TASK TO CARRY OUT> Output the entries word for word. Omit images.

DATASET RECORDS>
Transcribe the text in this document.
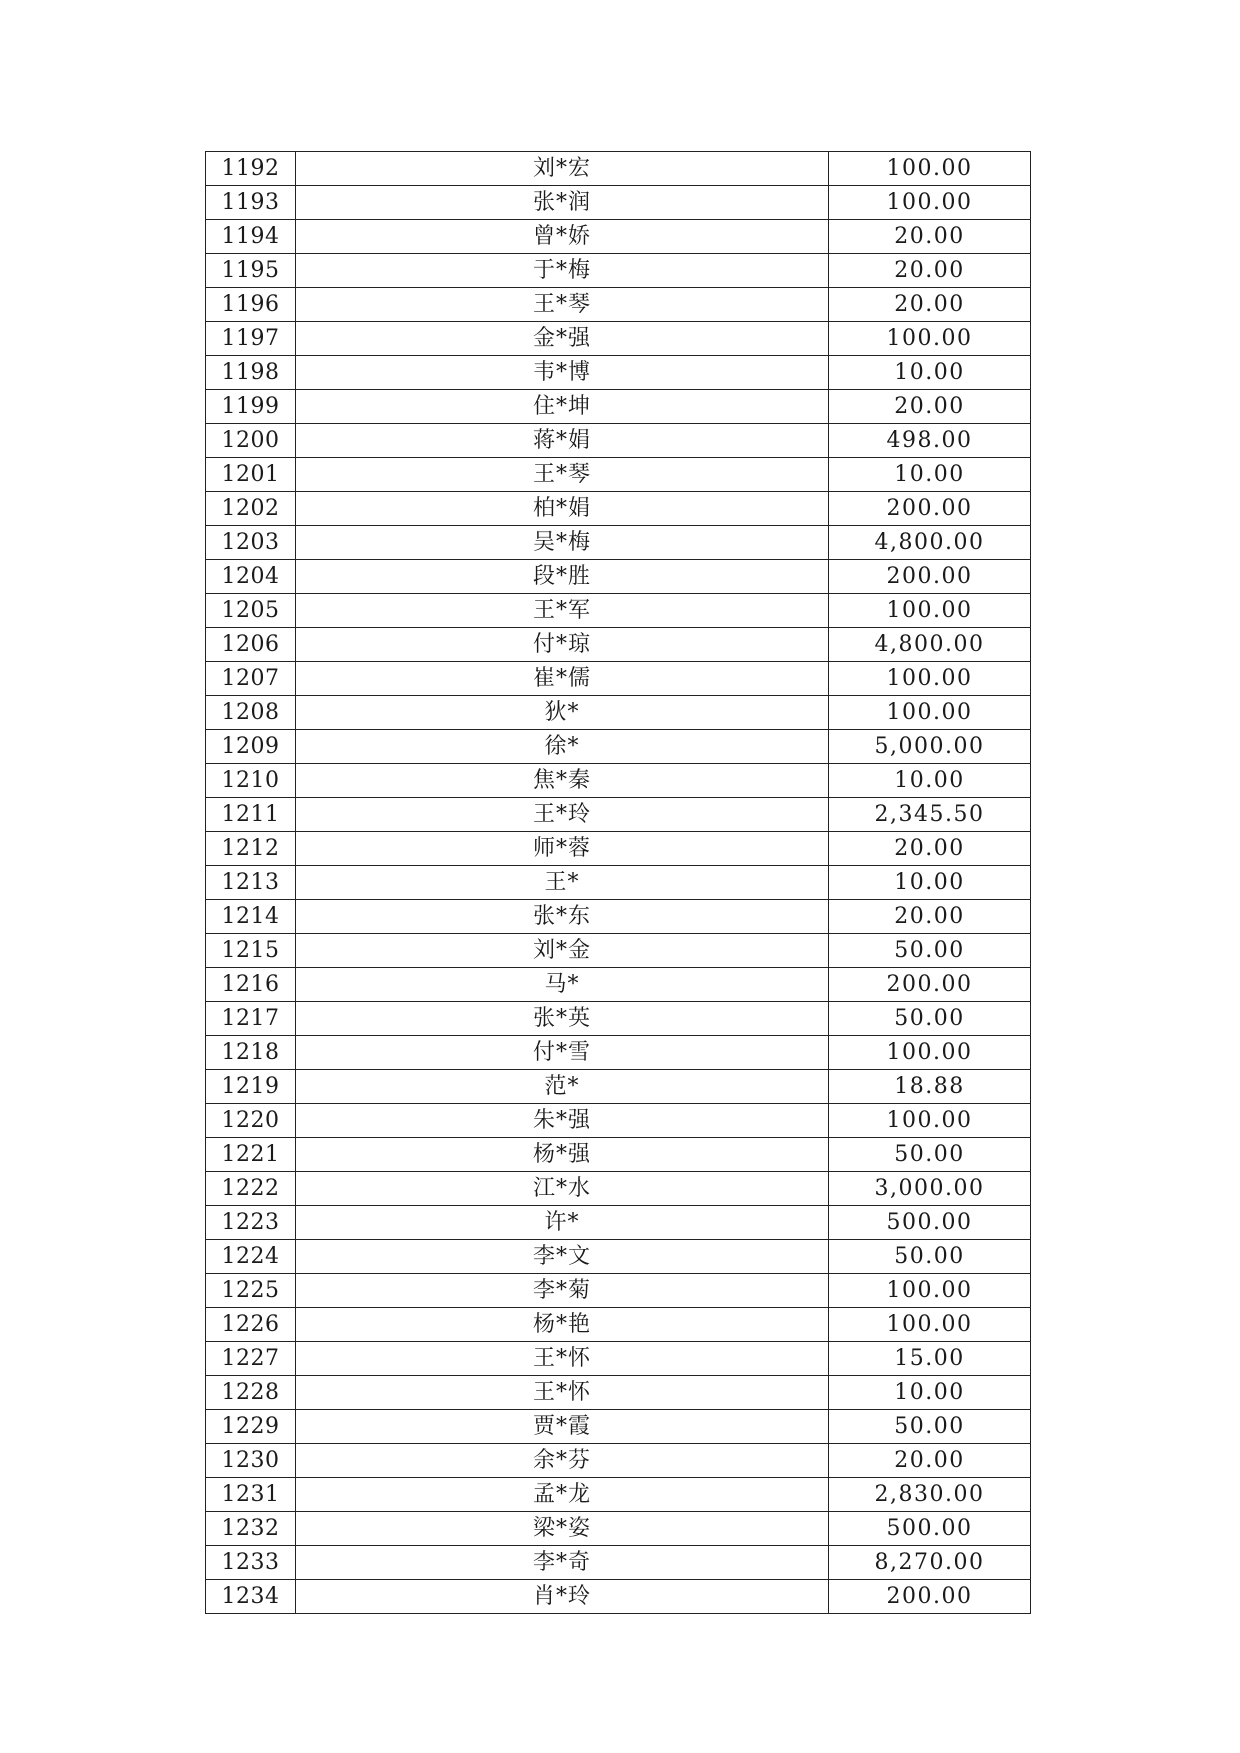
1192	刘*宏	100.00
1193	张*润	100.00
1194	曾*娇	20.00
1195	于*梅	20.00
1196	王*琴	20.00
1197	金*强	100.00
1198	韦*博	10.00
1199	住*坤	20.00
1200	蒋*娟	498.00
1201	王*琴	10.00
1202	柏*娟	200.00
1203	吴*梅	4,800.00
1204	段*胜	200.00
1205	王*军	100.00
1206	付*琼	4,800.00
1207	崔*儒	100.00
1208	狄*	100.00
1209	徐*	5,000.00
1210	焦*秦	10.00
1211	王*玲	2,345.50
1212	师*蓉	20.00
1213	王*	10.00
1214	张*东	20.00
1215	刘*金	50.00
1216	马*	200.00
1217	张*英	50.00
1218	付*雪	100.00
1219	范*	18.88
1220	朱*强	100.00
1221	杨*强	50.00
1222	江*水	3,000.00
1223	许*	500.00
1224	李*文	50.00
1225	李*菊	100.00
1226	杨*艳	100.00
1227	王*怀	15.00
1228	王*怀	10.00
1229	贾*霞	50.00
1230	余*芬	20.00
1231	孟*龙	2,830.00
1232	梁*姿	500.00
1233	李*奇	8,270.00
1234	肖*玲	200.00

WRITTEN RESPONSE>
Transcribe the text in this document.
1192	刘*宏	100.00
1193	张*润	100.00
1194	曾*娇	20.00
1195	于*梅	20.00
1196	王*琴	20.00
1197	金*强	100.00
1198	韦*博	10.00
1199	住*坤	20.00
1200	蒋*娟	498.00
1201	王*琴	10.00
1202	柏*娟	200.00
1203	吴*梅	4,800.00
1204	段*胜	200.00
1205	王*军	100.00
1206	付*琼	4,800.00
1207	崔*儒	100.00
1208	狄*	100.00
1209	徐*	5,000.00
1210	焦*秦	10.00
1211	王*玲	2,345.50
1212	师*蓉	20.00
1213	王*	10.00
1214	张*东	20.00
1215	刘*金	50.00
1216	马*	200.00
1217	张*英	50.00
1218	付*雪	100.00
1219	范*	18.88
1220	朱*强	100.00
1221	杨*强	50.00
1222	江*水	3,000.00
1223	许*	500.00
1224	李*文	50.00
1225	李*菊	100.00
1226	杨*艳	100.00
1227	王*怀	15.00
1228	王*怀	10.00
1229	贾*霞	50.00
1230	余*芬	20.00
1231	孟*龙	2,830.00
1232	梁*姿	500.00
1233	李*奇	8,270.00
1234	肖*玲	200.00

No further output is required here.